## What is asked
Leaving out the pictures, retype all the material exactly.

## Material
===============

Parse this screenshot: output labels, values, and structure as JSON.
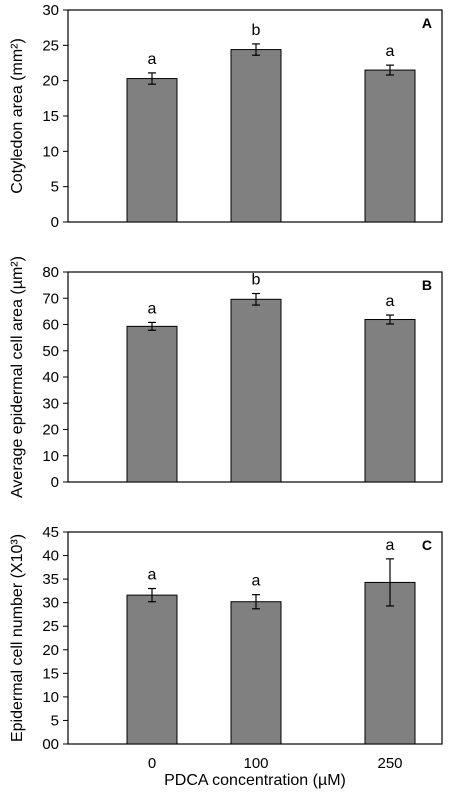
{
  "chart_data": [
    {
      "type": "bar",
      "panel_label": "A",
      "ylabel": "Cotyledon area (mm²)",
      "ylim": [
        0,
        30
      ],
      "yticks": [
        "0",
        "5",
        "10",
        "15",
        "20",
        "25",
        "30"
      ],
      "categories": [
        "0",
        "100",
        "250"
      ],
      "values": [
        20.3,
        24.4,
        21.5
      ],
      "errors": [
        0.8,
        0.8,
        0.7
      ],
      "significance": [
        "a",
        "b",
        "a"
      ],
      "bar_color": "#808080",
      "grid": false
    },
    {
      "type": "bar",
      "panel_label": "B",
      "ylabel": "Average epidermal cell area (µm²)",
      "ylim": [
        0,
        80
      ],
      "yticks": [
        "0",
        "10",
        "20",
        "30",
        "40",
        "50",
        "60",
        "70",
        "80"
      ],
      "categories": [
        "0",
        "100",
        "250"
      ],
      "values": [
        59.3,
        69.6,
        61.9
      ],
      "errors": [
        1.5,
        2.2,
        1.7
      ],
      "significance": [
        "a",
        "b",
        "a"
      ],
      "bar_color": "#808080",
      "grid": false
    },
    {
      "type": "bar",
      "panel_label": "C",
      "ylabel": "Epidermal cell number (X10³)",
      "ylim": [
        0,
        45
      ],
      "yticks": [
        "00",
        "5",
        "10",
        "15",
        "20",
        "25",
        "30",
        "35",
        "40",
        "45"
      ],
      "categories": [
        "0",
        "100",
        "250"
      ],
      "values": [
        31.6,
        30.2,
        34.3
      ],
      "errors": [
        1.4,
        1.5,
        5.0
      ],
      "significance": [
        "a",
        "a",
        "a"
      ],
      "bar_color": "#808080",
      "grid": false
    }
  ],
  "xlabel": "PDCA concentration (µM)"
}
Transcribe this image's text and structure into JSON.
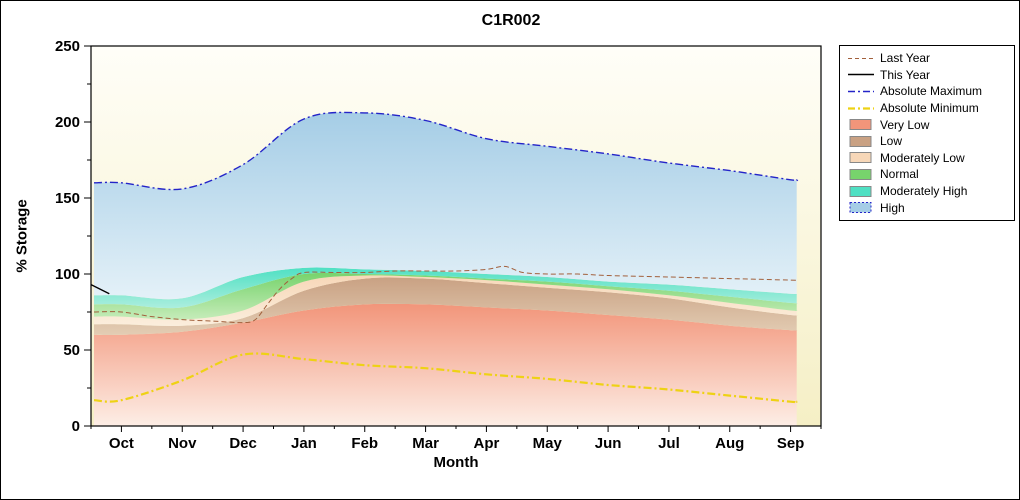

===============

## Result of this task
Parse this screenshot: output labels, values, and structure as JSON.
{
  "chart_data": [
    {
      "type": "bar",
      "panel_label": "A",
      "ylabel": "Cotyledon area (mm²)",
      "ylim": [
        0,
        30
      ],
      "yticks": [
        "0",
        "5",
        "10",
        "15",
        "20",
        "25",
        "30"
      ],
      "categories": [
        "0",
        "100",
        "250"
      ],
      "values": [
        20.3,
        24.4,
        21.5
      ],
      "errors": [
        0.8,
        0.8,
        0.7
      ],
      "significance": [
        "a",
        "b",
        "a"
      ],
      "bar_color": "#808080",
      "grid": false
    },
    {
      "type": "bar",
      "panel_label": "B",
      "ylabel": "Average epidermal cell area (µm²)",
      "ylim": [
        0,
        80
      ],
      "yticks": [
        "0",
        "10",
        "20",
        "30",
        "40",
        "50",
        "60",
        "70",
        "80"
      ],
      "categories": [
        "0",
        "100",
        "250"
      ],
      "values": [
        59.3,
        69.6,
        61.9
      ],
      "errors": [
        1.5,
        2.2,
        1.7
      ],
      "significance": [
        "a",
        "b",
        "a"
      ],
      "bar_color": "#808080",
      "grid": false
    },
    {
      "type": "bar",
      "panel_label": "C",
      "ylabel": "Epidermal cell number (X10³)",
      "ylim": [
        0,
        45
      ],
      "yticks": [
        "00",
        "5",
        "10",
        "15",
        "20",
        "25",
        "30",
        "35",
        "40",
        "45"
      ],
      "categories": [
        "0",
        "100",
        "250"
      ],
      "values": [
        31.6,
        30.2,
        34.3
      ],
      "errors": [
        1.4,
        1.5,
        5.0
      ],
      "significance": [
        "a",
        "a",
        "a"
      ],
      "bar_color": "#808080",
      "grid": false
    }
  ],
  "xlabel": "PDCA concentration (µM)"
}
Transcribe this image's text and structure into JSON.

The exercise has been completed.